Copy the full set of lines exactly as given.

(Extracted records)
** Begin **

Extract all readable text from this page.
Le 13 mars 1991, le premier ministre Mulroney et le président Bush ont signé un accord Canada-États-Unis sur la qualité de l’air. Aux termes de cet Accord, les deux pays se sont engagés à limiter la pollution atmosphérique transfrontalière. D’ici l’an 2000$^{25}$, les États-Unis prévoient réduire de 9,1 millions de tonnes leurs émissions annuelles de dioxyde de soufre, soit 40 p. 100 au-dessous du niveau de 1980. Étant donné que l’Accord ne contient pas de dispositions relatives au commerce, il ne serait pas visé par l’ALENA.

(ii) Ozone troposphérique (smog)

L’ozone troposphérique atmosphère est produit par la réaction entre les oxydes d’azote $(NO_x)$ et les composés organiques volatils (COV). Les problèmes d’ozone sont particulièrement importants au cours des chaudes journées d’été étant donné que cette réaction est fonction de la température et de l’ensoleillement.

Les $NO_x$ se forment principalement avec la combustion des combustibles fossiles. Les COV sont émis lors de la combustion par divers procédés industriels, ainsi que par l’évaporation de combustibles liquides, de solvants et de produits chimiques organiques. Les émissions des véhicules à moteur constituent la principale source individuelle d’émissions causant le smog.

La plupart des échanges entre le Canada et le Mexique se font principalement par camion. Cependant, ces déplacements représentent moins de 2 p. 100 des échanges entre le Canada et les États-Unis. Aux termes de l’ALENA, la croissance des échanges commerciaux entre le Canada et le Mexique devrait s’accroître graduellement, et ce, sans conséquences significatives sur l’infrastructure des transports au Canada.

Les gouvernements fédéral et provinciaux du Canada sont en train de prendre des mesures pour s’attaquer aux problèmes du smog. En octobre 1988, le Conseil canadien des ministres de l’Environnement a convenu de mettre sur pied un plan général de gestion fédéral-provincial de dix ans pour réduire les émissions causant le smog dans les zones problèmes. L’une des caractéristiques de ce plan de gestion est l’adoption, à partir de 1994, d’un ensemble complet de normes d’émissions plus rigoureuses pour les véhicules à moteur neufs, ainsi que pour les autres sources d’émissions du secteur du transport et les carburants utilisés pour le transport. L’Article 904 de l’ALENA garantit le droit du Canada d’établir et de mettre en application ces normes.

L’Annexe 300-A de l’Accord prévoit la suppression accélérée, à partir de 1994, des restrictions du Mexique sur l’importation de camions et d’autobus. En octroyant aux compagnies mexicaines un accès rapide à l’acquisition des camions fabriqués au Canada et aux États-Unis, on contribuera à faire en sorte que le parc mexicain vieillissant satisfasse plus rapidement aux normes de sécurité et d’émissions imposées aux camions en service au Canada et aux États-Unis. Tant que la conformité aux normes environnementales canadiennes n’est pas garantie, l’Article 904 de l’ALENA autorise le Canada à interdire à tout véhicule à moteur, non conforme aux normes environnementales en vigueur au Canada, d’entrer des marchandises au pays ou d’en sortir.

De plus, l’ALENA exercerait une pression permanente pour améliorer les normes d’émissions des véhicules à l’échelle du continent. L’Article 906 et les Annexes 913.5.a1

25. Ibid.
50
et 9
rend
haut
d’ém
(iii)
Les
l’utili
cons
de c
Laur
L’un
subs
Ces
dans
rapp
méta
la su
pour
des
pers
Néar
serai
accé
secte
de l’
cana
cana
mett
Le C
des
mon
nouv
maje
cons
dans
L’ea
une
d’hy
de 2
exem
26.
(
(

** End **

▶ _Solution to the problem_:
Extract all readable text from this page.
Le 13 mars 1991, le premier ministre Mulroney et le président Bush ont signé un accord Canada-États-Unis sur la qualité de l’air. Aux termes de cet Accord, les deux pays se sont engagés à limiter la pollution atmosphérique transfrontalière. D’ici l’an 2000$^{25}$, les États-Unis prévoient réduire de 9,1 millions de tonnes leurs émissions annuelles de dioxyde de soufre, soit 40 p. 100 au-dessous du niveau de 1980. Étant donné que l’Accord ne contient pas de dispositions relatives au commerce, il ne serait pas visé par l’ALENA.

(ii) Ozone troposphérique (smog)

L’ozone troposphérique atmosphère est produit par la réaction entre les oxydes d’azote $(NO_x)$ et les composés organiques volatils (COV). Les problèmes d’ozone sont particulièrement importants au cours des chaudes journées d’été étant donné que cette réaction est fonction de la température et de l’ensoleillement.

Les $NO_x$ se forment principalement avec la combustion des combustibles fossiles. Les COV sont émis lors de la combustion par divers procédés industriels, ainsi que par l’évaporation de combustibles liquides, de solvants et de produits chimiques organiques. Les émissions des véhicules à moteur constituent la principale source individuelle d’émissions causant le smog.

La plupart des échanges entre le Canada et le Mexique se font principalement par camion. Cependant, ces déplacements représentent moins de 2 p. 100 des échanges entre le Canada et les États-Unis. Aux termes de l’ALENA, la croissance des échanges commerciaux entre le Canada et le Mexique devrait s’accroître graduellement, et ce, sans conséquences significatives sur l’infrastructure des transports au Canada.

Les gouvernements fédéral et provinciaux du Canada sont en train de prendre des mesures pour s’attaquer aux problèmes du smog. En octobre 1988, le Conseil canadien des ministres de l’Environnement a convenu de mettre sur pied un plan général de gestion fédéral-provincial de dix ans pour réduire les émissions causant le smog dans les zones problèmes. L’une des caractéristiques de ce plan de gestion est l’adoption, à partir de 1994, d’un ensemble complet de normes d’émissions plus rigoureuses pour les véhicules à moteur neufs, ainsi que pour les autres sources d’émissions du secteur du transport et les carburants utilisés pour le transport. L’Article 904 de l’ALENA garantit le droit du Canada d’établir et de mettre en application ces normes.

L’Annexe 300-A de l’Accord prévoit la suppression accélérée, à partir de 1994, des restrictions du Mexique sur l’importation de camions et d’autobus. En octroyant aux compagnies mexicaines un accès rapide à l’acquisition des camions fabriqués au Canada et aux États-Unis, on contribuera à faire en sorte que le parc mexicain vieillissant satisfasse plus rapidement aux normes de sécurité et d’émissions imposées aux camions en service au Canada et aux États-Unis. Tant que la conformité aux normes environnementales canadiennes n’est pas garantie, l’Article 904 de l’ALENA autorise le Canada à interdire à tout véhicule à moteur, non conforme aux normes environnementales en vigueur au Canada, d’entrer des marchandises au pays ou d’en sortir.

De plus, l’ALENA exercerait une pression permanente pour améliorer les normes d’émissions des véhicules à l’échelle du continent. L’Article 906 et les Annexes 913.5.a1

25. Ibid.
50
et 9
rend
haut
d’ém
(iii)
Les
l’utili
cons
de c
Laur
L’un
subs
Ces
dans
rapp
méta
la su
pour
des
pers
Néar
serai
accé
secte
de l’
cana
cana
mett
Le C
des
mon
nouv
maje
cons
dans
L’ea
une
d’hy
de 2
exem
26.
(
(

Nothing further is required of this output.